*EXERCISE GOAL*. Work through the material below line by line and say how many lines include the word "JSON". Only the number, please.

*SOURCE MATERIAL*.

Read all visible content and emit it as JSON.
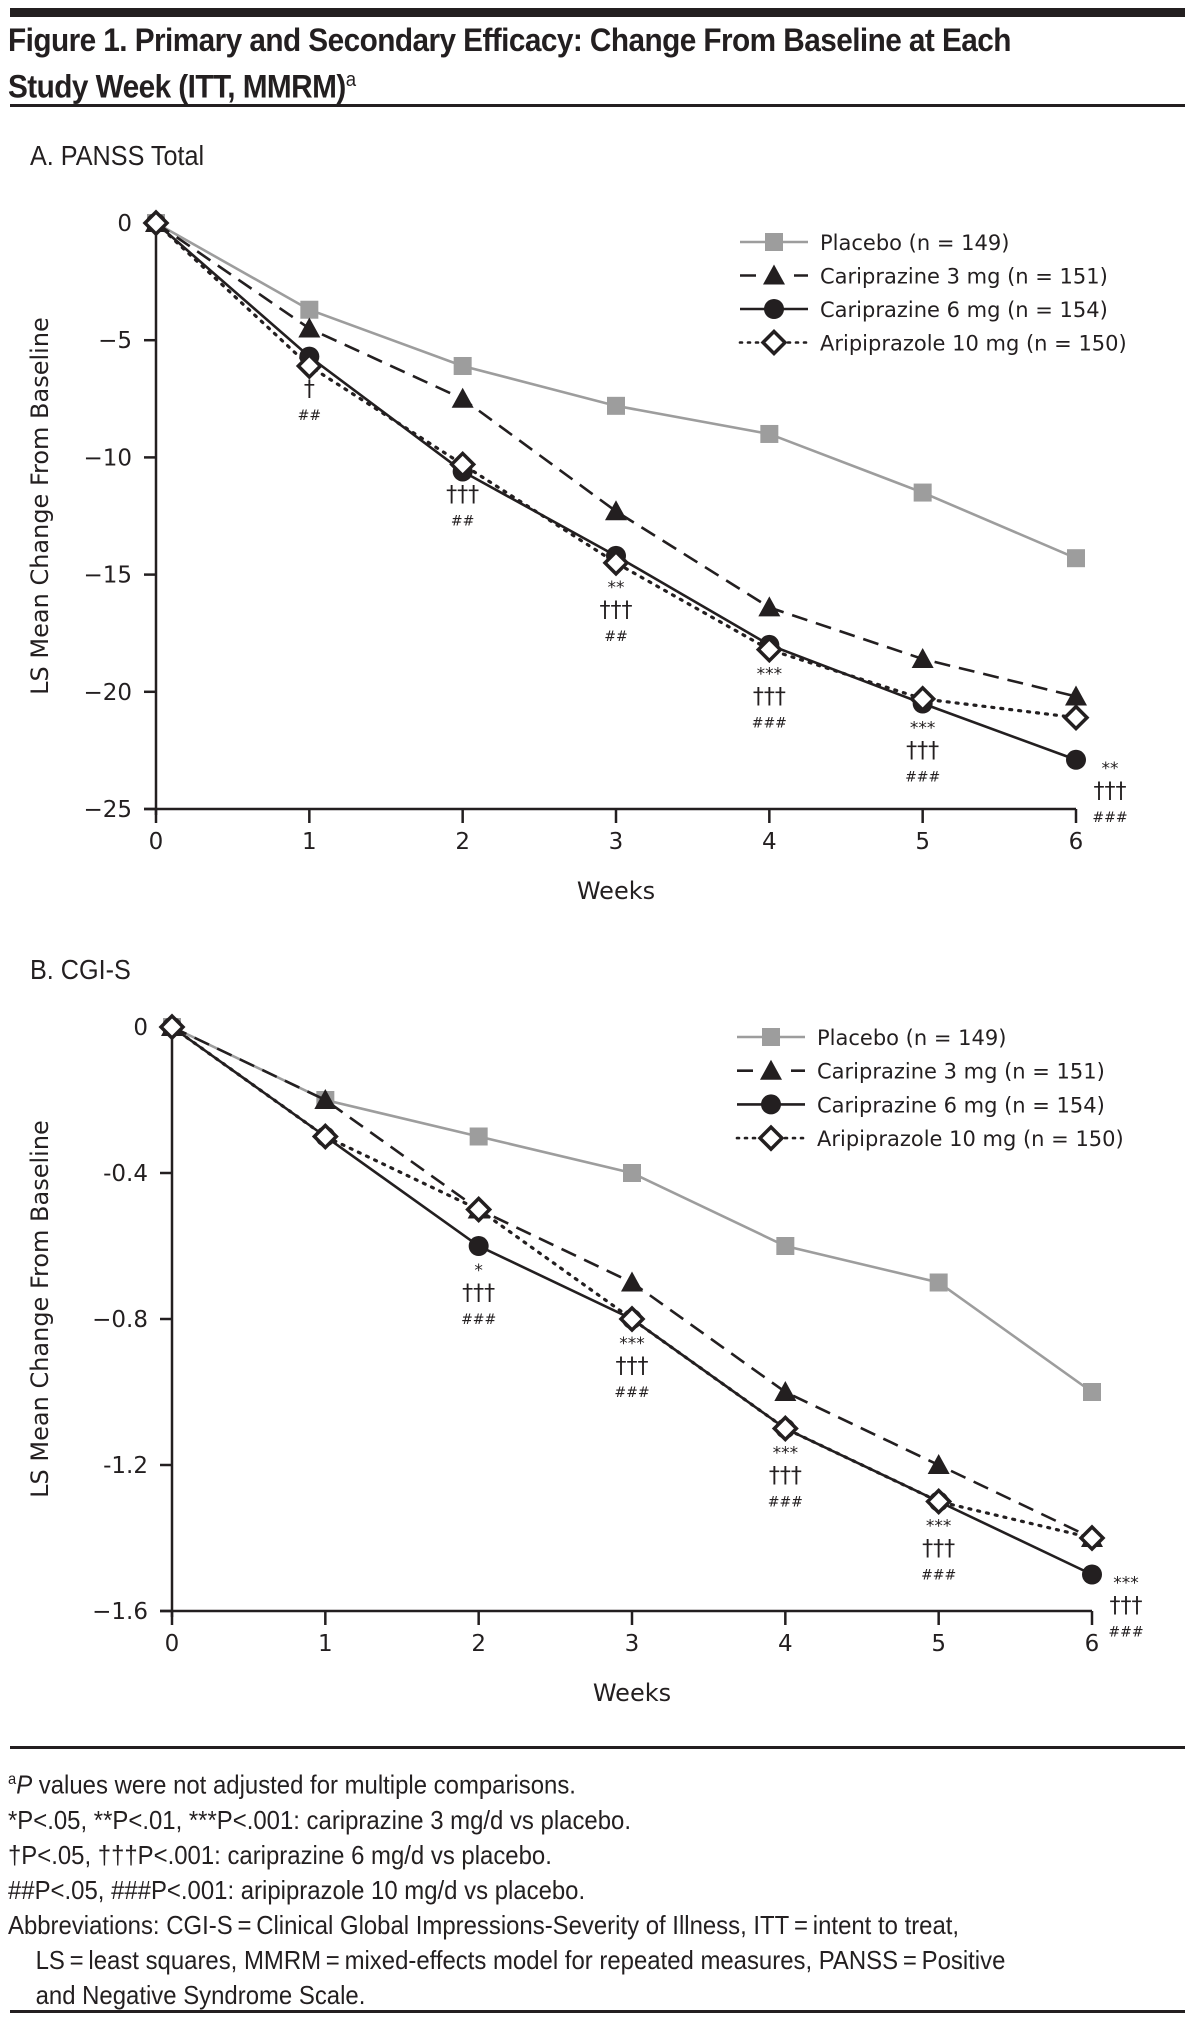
{
  "figure": {
    "title_main": "Figure 1. Primary and Secondary Efficacy: Change From Baseline at Each",
    "title_line2": "Study Week (ITT, MMRM)",
    "title_sup": "a"
  },
  "legend_styles": {
    "Placebo": {
      "color": "#9d9d9d",
      "marker": "square",
      "line": "solid"
    },
    "Cariprazine 3 mg": {
      "color": "#231f20",
      "marker": "triangle",
      "line": "dashed"
    },
    "Cariprazine 6 mg": {
      "color": "#231f20",
      "marker": "circle",
      "line": "solid"
    },
    "Aripiprazole 10 mg": {
      "color": "#231f20",
      "marker": "open-diamond",
      "line": "dotted"
    }
  },
  "chart_data": [
    {
      "type": "line",
      "panel_title": "A. PANSS Total",
      "xlabel": "Weeks",
      "ylabel": "LS Mean Change From Baseline",
      "x": [
        0,
        1,
        2,
        3,
        4,
        5,
        6
      ],
      "xticks": [
        "0",
        "1",
        "2",
        "3",
        "4",
        "5",
        "6"
      ],
      "yticks": [
        0,
        -5,
        -10,
        -15,
        -20,
        -25
      ],
      "ytick_labels": [
        "0",
        "−5",
        "−10",
        "−15",
        "−20",
        "−25"
      ],
      "ylim": [
        -25,
        0
      ],
      "xlim": [
        0,
        6
      ],
      "grid": false,
      "legend_position": "top-right",
      "series": [
        {
          "name": "Placebo",
          "legend": "Placebo (n = 149)",
          "values": [
            0,
            -3.7,
            -6.1,
            -7.8,
            -9.0,
            -11.5,
            -14.3
          ]
        },
        {
          "name": "Cariprazine 3 mg",
          "legend": "Cariprazine 3 mg (n = 151)",
          "values": [
            0,
            -4.5,
            -7.5,
            -12.3,
            -16.4,
            -18.6,
            -20.2
          ]
        },
        {
          "name": "Cariprazine 6 mg",
          "legend": "Cariprazine 6 mg (n = 154)",
          "values": [
            0,
            -5.7,
            -10.6,
            -14.2,
            -18.0,
            -20.5,
            -22.9
          ]
        },
        {
          "name": "Aripiprazole 10 mg",
          "legend": "Aripiprazole 10 mg (n = 150)",
          "values": [
            0,
            -6.1,
            -10.3,
            -14.5,
            -18.2,
            -20.3,
            -21.1
          ]
        }
      ],
      "annotations": [
        {
          "week": 1,
          "lines": [
            "†",
            "##"
          ]
        },
        {
          "week": 2,
          "lines": [
            "†††",
            "##"
          ]
        },
        {
          "week": 3,
          "lines": [
            "**",
            "†††",
            "##"
          ]
        },
        {
          "week": 4,
          "lines": [
            "***",
            "†††",
            "###"
          ]
        },
        {
          "week": 5,
          "lines": [
            "***",
            "†††",
            "###"
          ]
        },
        {
          "week": 6,
          "lines": [
            "**",
            "†††",
            "###"
          ]
        }
      ]
    },
    {
      "type": "line",
      "panel_title": "B. CGI-S",
      "xlabel": "Weeks",
      "ylabel": "LS Mean Change From Baseline",
      "x": [
        0,
        1,
        2,
        3,
        4,
        5,
        6
      ],
      "xticks": [
        "0",
        "1",
        "2",
        "3",
        "4",
        "5",
        "6"
      ],
      "yticks": [
        0,
        -0.4,
        -0.8,
        -1.2,
        -1.6
      ],
      "ytick_labels": [
        "0",
        "-0.4",
        "−0.8",
        "-1.2",
        "−1.6"
      ],
      "ylim": [
        -1.6,
        0
      ],
      "xlim": [
        0,
        6
      ],
      "grid": false,
      "legend_position": "top-right",
      "series": [
        {
          "name": "Placebo",
          "legend": "Placebo (n = 149)",
          "values": [
            0,
            -0.2,
            -0.3,
            -0.4,
            -0.6,
            -0.7,
            -1.0
          ]
        },
        {
          "name": "Cariprazine 3 mg",
          "legend": "Cariprazine 3 mg (n = 151)",
          "values": [
            0,
            -0.2,
            -0.5,
            -0.7,
            -1.0,
            -1.2,
            -1.4
          ]
        },
        {
          "name": "Cariprazine 6 mg",
          "legend": "Cariprazine 6 mg (n = 154)",
          "values": [
            0,
            -0.3,
            -0.6,
            -0.8,
            -1.1,
            -1.3,
            -1.5
          ]
        },
        {
          "name": "Aripiprazole 10 mg",
          "legend": "Aripiprazole 10 mg (n = 150)",
          "values": [
            0,
            -0.3,
            -0.5,
            -0.8,
            -1.1,
            -1.3,
            -1.4
          ]
        }
      ],
      "annotations": [
        {
          "week": 2,
          "lines": [
            "*",
            "†††",
            "###"
          ]
        },
        {
          "week": 3,
          "lines": [
            "***",
            "†††",
            "###"
          ]
        },
        {
          "week": 4,
          "lines": [
            "***",
            "†††",
            "###"
          ]
        },
        {
          "week": 5,
          "lines": [
            "***",
            "†††",
            "###"
          ]
        },
        {
          "week": 6,
          "lines": [
            "***",
            "†††",
            "###"
          ]
        }
      ]
    }
  ],
  "footnotes": {
    "note_a_sup": "a",
    "note_a_italic": "P",
    "note_a_text": " values were not adjusted for multiple comparisons.",
    "line_star": "*P<.05, **P<.01, ***P<.001: cariprazine 3 mg/d vs placebo.",
    "line_dagger": "†P<.05, †††P<.001: cariprazine 6 mg/d vs placebo.",
    "line_hash": "##P<.05, ###P<.001: aripiprazole 10 mg/d vs placebo.",
    "abbrev_1": "Abbreviations: CGI-S = Clinical Global Impressions-Severity of Illness, ITT = intent to treat,",
    "abbrev_2": "LS = least squares, MMRM = mixed-effects model for repeated measures, PANSS = Positive",
    "abbrev_3": "and Negative Syndrome Scale."
  }
}
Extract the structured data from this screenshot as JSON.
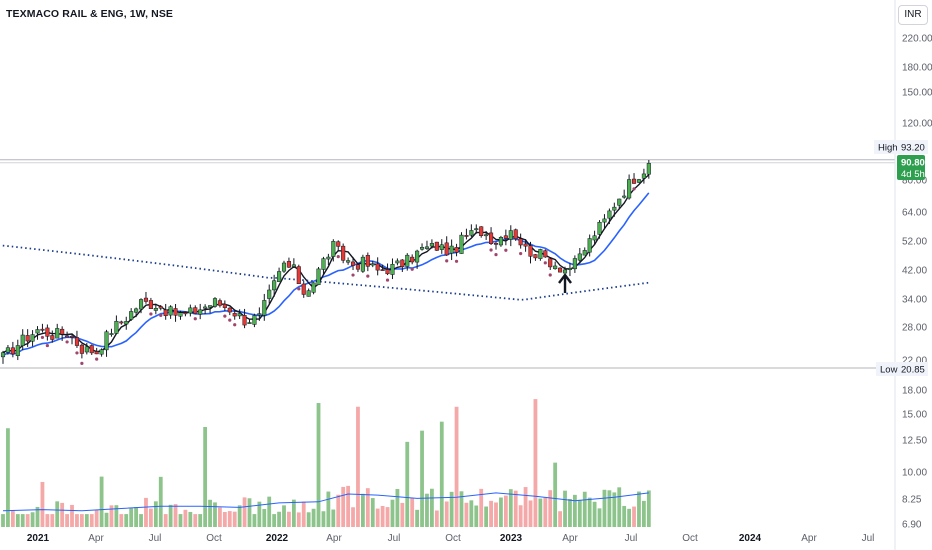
{
  "header": {
    "title": "TEXMACO RAIL & ENG, 1W, NSE",
    "currency": "INR"
  },
  "price_axis_labels": [
    "220.00",
    "180.00",
    "150.00",
    "120.00",
    "80.00",
    "64.00",
    "52.00",
    "42.00",
    "34.00",
    "28.00",
    "22.00"
  ],
  "volume_axis_labels": [
    "18.00",
    "15.00",
    "12.50",
    "10.00",
    "8.25",
    "6.90"
  ],
  "time_axis_labels": [
    {
      "text": "2021",
      "bold": true
    },
    {
      "text": "Apr",
      "bold": false
    },
    {
      "text": "Jul",
      "bold": false
    },
    {
      "text": "Oct",
      "bold": false
    },
    {
      "text": "2022",
      "bold": true
    },
    {
      "text": "Apr",
      "bold": false
    },
    {
      "text": "Jul",
      "bold": false
    },
    {
      "text": "Oct",
      "bold": false
    },
    {
      "text": "2023",
      "bold": true
    },
    {
      "text": "Apr",
      "bold": false
    },
    {
      "text": "Jul",
      "bold": false
    },
    {
      "text": "Oct",
      "bold": false
    },
    {
      "text": "2024",
      "bold": true
    },
    {
      "text": "Apr",
      "bold": false
    },
    {
      "text": "Jul",
      "bold": false
    }
  ],
  "markers": {
    "high": {
      "label": "High",
      "value": "93.20"
    },
    "low": {
      "label": "Low",
      "value": "20.85"
    },
    "last": {
      "value": "90.80",
      "countdown": "4d 5h"
    }
  },
  "colors": {
    "up": "#26a69a",
    "up_candle": "#4caf50",
    "down": "#e53935",
    "volume_up": "#8dc48c",
    "volume_down": "#f5a8a8",
    "ma_fast": "#131722",
    "ma_medium": "#2962ff",
    "ma_slow": "#1a3c8c",
    "last_tag": "#2e9e4f"
  },
  "chart_data": {
    "type": "candlestick",
    "scale": "log",
    "timeframe": "1W",
    "symbol": "TEXMACO RAIL & ENG",
    "exchange": "NSE",
    "y_axis_ticks": [
      220,
      180,
      150,
      120,
      80,
      64,
      52,
      42,
      34,
      28,
      22
    ],
    "volume_axis_ticks": [
      18.0,
      15.0,
      12.5,
      10.0,
      8.25,
      6.9
    ],
    "high": 93.2,
    "low": 20.85,
    "last": 90.8,
    "close_path": [
      {
        "week": 0,
        "close": 22.5
      },
      {
        "week": 4,
        "close": 25.5
      },
      {
        "week": 7,
        "close": 27.5
      },
      {
        "week": 10,
        "close": 26.5
      },
      {
        "week": 13,
        "close": 27.0
      },
      {
        "week": 16,
        "close": 24.0
      },
      {
        "week": 19,
        "close": 23.5
      },
      {
        "week": 22,
        "close": 27.5
      },
      {
        "week": 25,
        "close": 30.0
      },
      {
        "week": 28,
        "close": 33.5
      },
      {
        "week": 31,
        "close": 33.0
      },
      {
        "week": 34,
        "close": 31.0
      },
      {
        "week": 37,
        "close": 30.5
      },
      {
        "week": 40,
        "close": 32.0
      },
      {
        "week": 43,
        "close": 33.5
      },
      {
        "week": 46,
        "close": 32.0
      },
      {
        "week": 49,
        "close": 29.5
      },
      {
        "week": 52,
        "close": 30.0
      },
      {
        "week": 55,
        "close": 38.0
      },
      {
        "week": 57,
        "close": 44.0
      },
      {
        "week": 59,
        "close": 42.0
      },
      {
        "week": 61,
        "close": 36.0
      },
      {
        "week": 63,
        "close": 39.0
      },
      {
        "week": 65,
        "close": 45.0
      },
      {
        "week": 67,
        "close": 50.0
      },
      {
        "week": 69,
        "close": 46.0
      },
      {
        "week": 71,
        "close": 44.0
      },
      {
        "week": 73,
        "close": 44.5
      },
      {
        "week": 76,
        "close": 42.0
      },
      {
        "week": 79,
        "close": 43.0
      },
      {
        "week": 82,
        "close": 45.0
      },
      {
        "week": 85,
        "close": 49.0
      },
      {
        "week": 88,
        "close": 50.0
      },
      {
        "week": 91,
        "close": 48.0
      },
      {
        "week": 94,
        "close": 54.0
      },
      {
        "week": 97,
        "close": 56.0
      },
      {
        "week": 100,
        "close": 52.0
      },
      {
        "week": 103,
        "close": 57.0
      },
      {
        "week": 106,
        "close": 49.0
      },
      {
        "week": 109,
        "close": 47.0
      },
      {
        "week": 112,
        "close": 44.0
      },
      {
        "week": 114,
        "close": 42.5
      },
      {
        "week": 116,
        "close": 44.0
      },
      {
        "week": 118,
        "close": 49.0
      },
      {
        "week": 120,
        "close": 55.0
      },
      {
        "week": 122,
        "close": 60.0
      },
      {
        "week": 124,
        "close": 68.0
      },
      {
        "week": 126,
        "close": 75.0
      },
      {
        "week": 128,
        "close": 82.0
      },
      {
        "week": 130,
        "close": 87.0
      },
      {
        "week": 131,
        "close": 90.8
      }
    ],
    "volume_path": [
      {
        "week": 0,
        "volume": 7.2
      },
      {
        "week": 8,
        "volume": 7.3
      },
      {
        "week": 16,
        "volume": 7.2
      },
      {
        "week": 24,
        "volume": 7.4
      },
      {
        "week": 32,
        "volume": 7.6
      },
      {
        "week": 40,
        "volume": 7.6
      },
      {
        "week": 48,
        "volume": 7.5
      },
      {
        "week": 56,
        "volume": 7.9
      },
      {
        "week": 64,
        "volume": 8.0
      },
      {
        "week": 70,
        "volume": 8.7
      },
      {
        "week": 76,
        "volume": 8.6
      },
      {
        "week": 84,
        "volume": 8.3
      },
      {
        "week": 92,
        "volume": 8.4
      },
      {
        "week": 100,
        "volume": 8.8
      },
      {
        "week": 108,
        "volume": 8.5
      },
      {
        "week": 116,
        "volume": 8.1
      },
      {
        "week": 124,
        "volume": 8.4
      },
      {
        "week": 131,
        "volume": 8.8
      }
    ],
    "annotation": {
      "type": "arrow",
      "direction": "up",
      "week": 114
    }
  }
}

*COMPLETED TASK*. 2